> Goal
Go through the records below line by line. Count the lines with "high" and give the count alone.

--- Data records ---

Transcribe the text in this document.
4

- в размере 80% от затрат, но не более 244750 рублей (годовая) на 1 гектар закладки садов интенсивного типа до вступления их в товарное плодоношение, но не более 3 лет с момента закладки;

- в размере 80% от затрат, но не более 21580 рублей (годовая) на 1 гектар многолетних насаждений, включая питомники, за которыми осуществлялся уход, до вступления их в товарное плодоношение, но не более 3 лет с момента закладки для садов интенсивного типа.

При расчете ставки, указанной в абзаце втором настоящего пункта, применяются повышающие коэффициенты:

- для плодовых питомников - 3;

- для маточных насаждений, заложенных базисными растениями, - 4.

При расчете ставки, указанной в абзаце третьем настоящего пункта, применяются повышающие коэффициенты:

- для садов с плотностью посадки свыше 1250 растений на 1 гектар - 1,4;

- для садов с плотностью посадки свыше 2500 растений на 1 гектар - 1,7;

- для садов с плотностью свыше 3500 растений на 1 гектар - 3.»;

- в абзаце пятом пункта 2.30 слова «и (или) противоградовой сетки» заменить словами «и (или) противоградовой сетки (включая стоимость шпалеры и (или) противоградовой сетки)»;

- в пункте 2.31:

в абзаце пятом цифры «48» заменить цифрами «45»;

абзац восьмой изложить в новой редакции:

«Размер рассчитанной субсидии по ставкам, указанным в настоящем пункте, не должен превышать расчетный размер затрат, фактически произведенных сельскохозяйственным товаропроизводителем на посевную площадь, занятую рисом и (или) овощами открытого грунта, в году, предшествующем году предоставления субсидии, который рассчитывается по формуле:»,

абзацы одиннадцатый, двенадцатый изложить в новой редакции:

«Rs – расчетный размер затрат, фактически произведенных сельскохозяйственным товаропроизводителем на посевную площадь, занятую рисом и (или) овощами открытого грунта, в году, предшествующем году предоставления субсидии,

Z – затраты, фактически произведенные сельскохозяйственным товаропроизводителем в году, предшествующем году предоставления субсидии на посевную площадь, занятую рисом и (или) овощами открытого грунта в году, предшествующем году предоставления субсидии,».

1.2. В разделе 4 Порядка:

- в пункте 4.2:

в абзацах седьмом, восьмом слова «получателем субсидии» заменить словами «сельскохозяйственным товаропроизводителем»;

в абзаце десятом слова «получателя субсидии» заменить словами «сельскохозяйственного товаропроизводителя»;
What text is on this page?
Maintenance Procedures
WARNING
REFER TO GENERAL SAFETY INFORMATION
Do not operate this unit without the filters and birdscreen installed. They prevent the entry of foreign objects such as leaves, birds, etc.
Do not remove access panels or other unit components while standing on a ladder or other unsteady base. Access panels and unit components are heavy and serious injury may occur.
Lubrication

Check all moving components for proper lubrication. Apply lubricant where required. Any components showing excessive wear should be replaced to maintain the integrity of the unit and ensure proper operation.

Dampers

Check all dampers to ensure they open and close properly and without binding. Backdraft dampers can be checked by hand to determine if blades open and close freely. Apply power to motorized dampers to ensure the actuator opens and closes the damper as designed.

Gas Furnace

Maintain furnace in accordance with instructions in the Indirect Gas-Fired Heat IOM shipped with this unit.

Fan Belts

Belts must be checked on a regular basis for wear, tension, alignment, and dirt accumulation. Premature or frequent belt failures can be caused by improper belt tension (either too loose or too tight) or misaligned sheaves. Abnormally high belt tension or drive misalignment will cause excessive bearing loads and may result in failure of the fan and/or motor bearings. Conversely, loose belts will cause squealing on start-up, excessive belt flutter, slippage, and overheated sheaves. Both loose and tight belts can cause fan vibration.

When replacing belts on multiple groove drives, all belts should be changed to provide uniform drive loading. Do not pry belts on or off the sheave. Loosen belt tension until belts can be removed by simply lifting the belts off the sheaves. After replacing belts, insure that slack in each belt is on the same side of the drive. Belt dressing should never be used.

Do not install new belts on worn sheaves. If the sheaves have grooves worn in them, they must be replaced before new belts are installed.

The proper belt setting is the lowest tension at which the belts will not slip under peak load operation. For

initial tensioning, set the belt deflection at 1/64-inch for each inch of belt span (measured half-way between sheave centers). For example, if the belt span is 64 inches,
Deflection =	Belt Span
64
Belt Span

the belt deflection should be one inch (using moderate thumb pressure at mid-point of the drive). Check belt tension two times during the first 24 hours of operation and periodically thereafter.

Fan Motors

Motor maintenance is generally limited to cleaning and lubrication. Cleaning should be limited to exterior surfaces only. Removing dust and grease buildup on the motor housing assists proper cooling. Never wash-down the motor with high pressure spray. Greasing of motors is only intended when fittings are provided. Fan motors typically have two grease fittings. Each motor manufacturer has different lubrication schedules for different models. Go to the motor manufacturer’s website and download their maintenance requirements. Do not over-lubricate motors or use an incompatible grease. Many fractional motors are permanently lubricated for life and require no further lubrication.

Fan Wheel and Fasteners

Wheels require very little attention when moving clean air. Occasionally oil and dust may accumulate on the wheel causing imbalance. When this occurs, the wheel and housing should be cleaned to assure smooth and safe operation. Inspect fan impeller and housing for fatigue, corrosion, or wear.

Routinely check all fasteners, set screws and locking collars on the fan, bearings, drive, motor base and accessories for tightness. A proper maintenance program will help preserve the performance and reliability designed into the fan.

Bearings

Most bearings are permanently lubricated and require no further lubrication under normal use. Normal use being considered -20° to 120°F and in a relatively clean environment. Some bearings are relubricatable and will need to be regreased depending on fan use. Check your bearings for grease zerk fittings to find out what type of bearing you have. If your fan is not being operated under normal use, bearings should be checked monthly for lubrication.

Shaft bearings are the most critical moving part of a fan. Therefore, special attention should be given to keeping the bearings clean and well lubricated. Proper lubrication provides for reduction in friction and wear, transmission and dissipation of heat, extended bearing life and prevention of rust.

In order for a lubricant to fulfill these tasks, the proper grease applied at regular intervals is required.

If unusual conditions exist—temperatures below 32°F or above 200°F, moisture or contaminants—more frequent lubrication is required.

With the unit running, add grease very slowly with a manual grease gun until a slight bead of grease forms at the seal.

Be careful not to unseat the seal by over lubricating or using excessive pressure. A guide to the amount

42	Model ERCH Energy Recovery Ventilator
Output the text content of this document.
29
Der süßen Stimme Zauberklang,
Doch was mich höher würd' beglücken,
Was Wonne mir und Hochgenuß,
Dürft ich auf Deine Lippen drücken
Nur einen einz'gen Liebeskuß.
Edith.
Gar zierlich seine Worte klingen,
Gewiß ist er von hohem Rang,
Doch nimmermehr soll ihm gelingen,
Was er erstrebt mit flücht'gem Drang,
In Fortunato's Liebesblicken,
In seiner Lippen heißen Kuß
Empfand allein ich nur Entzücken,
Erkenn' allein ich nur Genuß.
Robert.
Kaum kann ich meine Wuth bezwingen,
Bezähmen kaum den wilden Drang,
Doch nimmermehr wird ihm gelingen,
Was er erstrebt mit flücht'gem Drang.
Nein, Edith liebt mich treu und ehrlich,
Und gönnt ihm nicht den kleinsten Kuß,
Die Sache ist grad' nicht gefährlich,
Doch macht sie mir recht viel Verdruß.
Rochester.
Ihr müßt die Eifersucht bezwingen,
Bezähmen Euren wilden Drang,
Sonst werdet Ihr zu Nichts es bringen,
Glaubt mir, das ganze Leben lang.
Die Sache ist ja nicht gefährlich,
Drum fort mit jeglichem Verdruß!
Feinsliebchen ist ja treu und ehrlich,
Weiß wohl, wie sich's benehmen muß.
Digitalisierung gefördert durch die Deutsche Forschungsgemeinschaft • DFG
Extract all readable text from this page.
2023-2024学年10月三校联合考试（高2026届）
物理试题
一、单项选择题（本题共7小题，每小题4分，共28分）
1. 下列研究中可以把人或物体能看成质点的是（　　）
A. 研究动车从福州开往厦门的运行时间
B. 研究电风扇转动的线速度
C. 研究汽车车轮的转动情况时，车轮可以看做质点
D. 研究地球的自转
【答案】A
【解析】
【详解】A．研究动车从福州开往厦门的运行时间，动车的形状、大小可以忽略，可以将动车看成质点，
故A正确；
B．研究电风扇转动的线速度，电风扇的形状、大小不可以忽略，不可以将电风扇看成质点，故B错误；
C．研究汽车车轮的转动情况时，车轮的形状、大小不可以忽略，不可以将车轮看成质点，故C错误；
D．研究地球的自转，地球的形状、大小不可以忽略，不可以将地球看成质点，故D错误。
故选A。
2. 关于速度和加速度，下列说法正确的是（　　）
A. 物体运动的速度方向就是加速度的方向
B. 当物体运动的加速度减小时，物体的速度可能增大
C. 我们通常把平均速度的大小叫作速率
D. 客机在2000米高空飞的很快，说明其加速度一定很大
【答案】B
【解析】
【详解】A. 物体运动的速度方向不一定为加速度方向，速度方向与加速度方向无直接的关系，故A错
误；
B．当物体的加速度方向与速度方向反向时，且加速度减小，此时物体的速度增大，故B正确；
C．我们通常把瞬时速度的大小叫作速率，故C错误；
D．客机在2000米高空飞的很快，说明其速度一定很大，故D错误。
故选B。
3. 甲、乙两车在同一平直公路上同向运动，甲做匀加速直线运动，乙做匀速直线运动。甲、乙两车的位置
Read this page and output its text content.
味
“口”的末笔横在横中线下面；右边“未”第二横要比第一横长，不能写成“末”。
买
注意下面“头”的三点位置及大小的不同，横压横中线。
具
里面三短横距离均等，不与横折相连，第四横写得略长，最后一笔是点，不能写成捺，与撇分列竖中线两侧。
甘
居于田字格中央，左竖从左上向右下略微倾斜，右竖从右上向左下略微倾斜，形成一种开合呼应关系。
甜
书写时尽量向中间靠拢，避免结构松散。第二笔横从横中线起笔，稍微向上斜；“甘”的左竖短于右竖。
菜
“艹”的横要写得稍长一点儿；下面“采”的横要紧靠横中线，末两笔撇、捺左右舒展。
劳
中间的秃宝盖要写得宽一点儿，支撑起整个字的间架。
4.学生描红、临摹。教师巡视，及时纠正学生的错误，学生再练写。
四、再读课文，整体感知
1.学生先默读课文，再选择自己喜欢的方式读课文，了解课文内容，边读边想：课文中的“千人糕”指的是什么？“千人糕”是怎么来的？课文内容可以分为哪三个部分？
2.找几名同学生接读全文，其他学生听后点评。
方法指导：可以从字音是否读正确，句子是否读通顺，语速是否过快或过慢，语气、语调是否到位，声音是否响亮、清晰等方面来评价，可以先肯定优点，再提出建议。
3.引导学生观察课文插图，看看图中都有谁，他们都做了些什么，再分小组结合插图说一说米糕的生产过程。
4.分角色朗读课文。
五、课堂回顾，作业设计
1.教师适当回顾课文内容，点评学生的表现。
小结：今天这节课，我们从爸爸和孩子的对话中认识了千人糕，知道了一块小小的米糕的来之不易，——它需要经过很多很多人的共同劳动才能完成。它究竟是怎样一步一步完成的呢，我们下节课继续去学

---

> Exercise solution
2